→ WHAT THE TASK ASKS: Each entry here needs to be set down again exactly, please; pictures are left out.

→ DATA FOR PROCESSING:
--------------------------------------------------

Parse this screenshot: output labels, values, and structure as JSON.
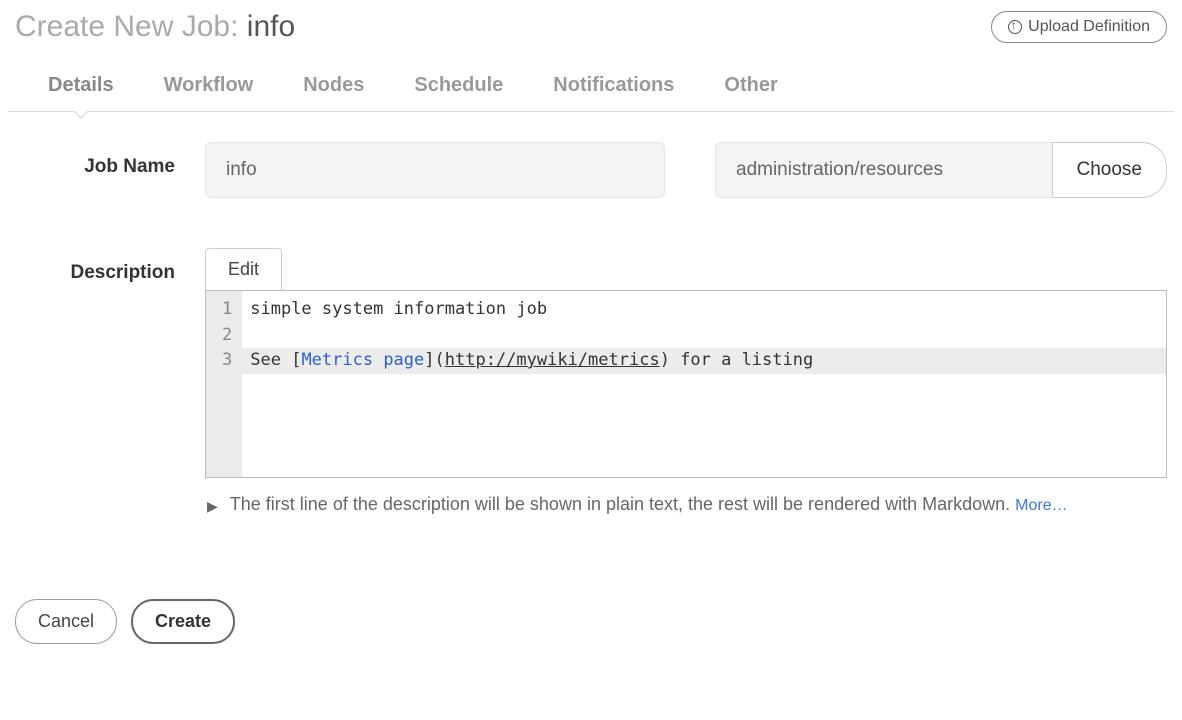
{
  "header": {
    "title_prefix": "Create New Job: ",
    "title_value": "info",
    "upload_label": "Upload Definition"
  },
  "tabs": {
    "details": "Details",
    "workflow": "Workflow",
    "nodes": "Nodes",
    "schedule": "Schedule",
    "notifications": "Notifications",
    "other": "Other",
    "active": "details"
  },
  "form": {
    "job_name_label": "Job Name",
    "job_name_value": "info",
    "group_value": "administration/resources",
    "choose_label": "Choose",
    "description_label": "Description",
    "edit_tab_label": "Edit",
    "editor_lines": {
      "num1": "1",
      "num2": "2",
      "num3": "3",
      "line1": "simple system information job",
      "line2": "",
      "line3_prefix": "See [",
      "line3_linktext": "Metrics page",
      "line3_mid": "](",
      "line3_url": "http://mywiki/metrics",
      "line3_suffix": ") for a listing"
    },
    "hint_text": "The first line of the description will be shown in plain text, the rest will be rendered with Markdown. ",
    "more_label": "More…"
  },
  "footer": {
    "cancel": "Cancel",
    "create": "Create"
  }
}
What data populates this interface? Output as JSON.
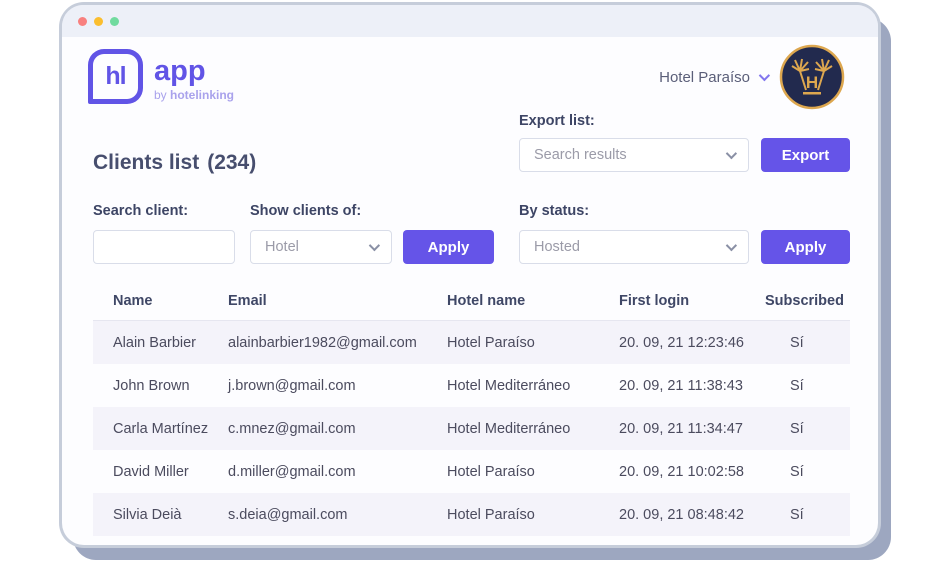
{
  "colors": {
    "accent_purple": "#6154e6",
    "button_purple": "#6554e8",
    "brand_light_purple": "#a9a2ec",
    "titlebar_bg": "#edf0f8",
    "dot_red": "#f8807f",
    "dot_yellow": "#fbbe2e",
    "dot_green": "#71db9f",
    "row_stripe": "#f4f3fa",
    "avatar_navy": "#222a4e",
    "avatar_gold": "#dda74f",
    "frame_shadow": "#9da7c0"
  },
  "brand": {
    "mark": "hl",
    "app_name": "app",
    "byline_prefix": "by ",
    "byline_brand": "hotelinking"
  },
  "account": {
    "hotel_name": "Hotel Paraíso",
    "avatar_initial": "H"
  },
  "export": {
    "label": "Export list:",
    "selected_option": "Search results",
    "button_label": "Export"
  },
  "page": {
    "title": "Clients list",
    "count": "(234)"
  },
  "filters": {
    "search": {
      "label": "Search client:",
      "value": ""
    },
    "show_clients": {
      "label": "Show clients of:",
      "selected_option": "Hotel",
      "apply_label": "Apply"
    },
    "status": {
      "label": "By status:",
      "selected_option": "Hosted",
      "apply_label": "Apply"
    }
  },
  "table": {
    "columns": [
      "Name",
      "Email",
      "Hotel name",
      "First login",
      "Subscribed"
    ],
    "rows": [
      [
        "Alain Barbier",
        "alainbarbier1982@gmail.com",
        "Hotel Paraíso",
        "20. 09, 21 12:23:46",
        "Sí"
      ],
      [
        "John Brown",
        "j.brown@gmail.com",
        "Hotel Mediterráneo",
        "20. 09, 21 11:38:43",
        "Sí"
      ],
      [
        "Carla Martínez",
        "c.mnez@gmail.com",
        "Hotel Mediterráneo",
        "20. 09, 21 11:34:47",
        "Sí"
      ],
      [
        "David Miller",
        "d.miller@gmail.com",
        "Hotel Paraíso",
        "20. 09, 21 10:02:58",
        "Sí"
      ],
      [
        "Silvia Deià",
        "s.deia@gmail.com",
        "Hotel Paraíso",
        "20. 09, 21 08:48:42",
        "Sí"
      ]
    ]
  }
}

--------------------------------------------------

→ RESPONSE TO THIS TASK:
Parse this screenshot: output labels, values, and structure as JSON.
{
  "header": {
    "title_prefix": "Create New Job: ",
    "title_value": "info",
    "upload_label": "Upload Definition"
  },
  "tabs": {
    "details": "Details",
    "workflow": "Workflow",
    "nodes": "Nodes",
    "schedule": "Schedule",
    "notifications": "Notifications",
    "other": "Other",
    "active": "details"
  },
  "form": {
    "job_name_label": "Job Name",
    "job_name_value": "info",
    "group_value": "administration/resources",
    "choose_label": "Choose",
    "description_label": "Description",
    "edit_tab_label": "Edit",
    "editor_lines": {
      "num1": "1",
      "num2": "2",
      "num3": "3",
      "line1": "simple system information job",
      "line2": "",
      "line3_prefix": "See [",
      "line3_linktext": "Metrics page",
      "line3_mid": "](",
      "line3_url": "http://mywiki/metrics",
      "line3_suffix": ") for a listing"
    },
    "hint_text": "The first line of the description will be shown in plain text, the rest will be rendered with Markdown. ",
    "more_label": "More…"
  },
  "footer": {
    "cancel": "Cancel",
    "create": "Create"
  }
}
What data populates this interface? Output as JSON.
{
  "colors": {
    "accent_purple": "#6154e6",
    "button_purple": "#6554e8",
    "brand_light_purple": "#a9a2ec",
    "titlebar_bg": "#edf0f8",
    "dot_red": "#f8807f",
    "dot_yellow": "#fbbe2e",
    "dot_green": "#71db9f",
    "row_stripe": "#f4f3fa",
    "avatar_navy": "#222a4e",
    "avatar_gold": "#dda74f",
    "frame_shadow": "#9da7c0"
  },
  "brand": {
    "mark": "hl",
    "app_name": "app",
    "byline_prefix": "by ",
    "byline_brand": "hotelinking"
  },
  "account": {
    "hotel_name": "Hotel Paraíso",
    "avatar_initial": "H"
  },
  "export": {
    "label": "Export list:",
    "selected_option": "Search results",
    "button_label": "Export"
  },
  "page": {
    "title": "Clients list",
    "count": "(234)"
  },
  "filters": {
    "search": {
      "label": "Search client:",
      "value": ""
    },
    "show_clients": {
      "label": "Show clients of:",
      "selected_option": "Hotel",
      "apply_label": "Apply"
    },
    "status": {
      "label": "By status:",
      "selected_option": "Hosted",
      "apply_label": "Apply"
    }
  },
  "table": {
    "columns": [
      "Name",
      "Email",
      "Hotel name",
      "First login",
      "Subscribed"
    ],
    "rows": [
      [
        "Alain Barbier",
        "alainbarbier1982@gmail.com",
        "Hotel Paraíso",
        "20. 09, 21 12:23:46",
        "Sí"
      ],
      [
        "John Brown",
        "j.brown@gmail.com",
        "Hotel Mediterráneo",
        "20. 09, 21 11:38:43",
        "Sí"
      ],
      [
        "Carla Martínez",
        "c.mnez@gmail.com",
        "Hotel Mediterráneo",
        "20. 09, 21 11:34:47",
        "Sí"
      ],
      [
        "David Miller",
        "d.miller@gmail.com",
        "Hotel Paraíso",
        "20. 09, 21 10:02:58",
        "Sí"
      ],
      [
        "Silvia Deià",
        "s.deia@gmail.com",
        "Hotel Paraíso",
        "20. 09, 21 08:48:42",
        "Sí"
      ]
    ]
  }
}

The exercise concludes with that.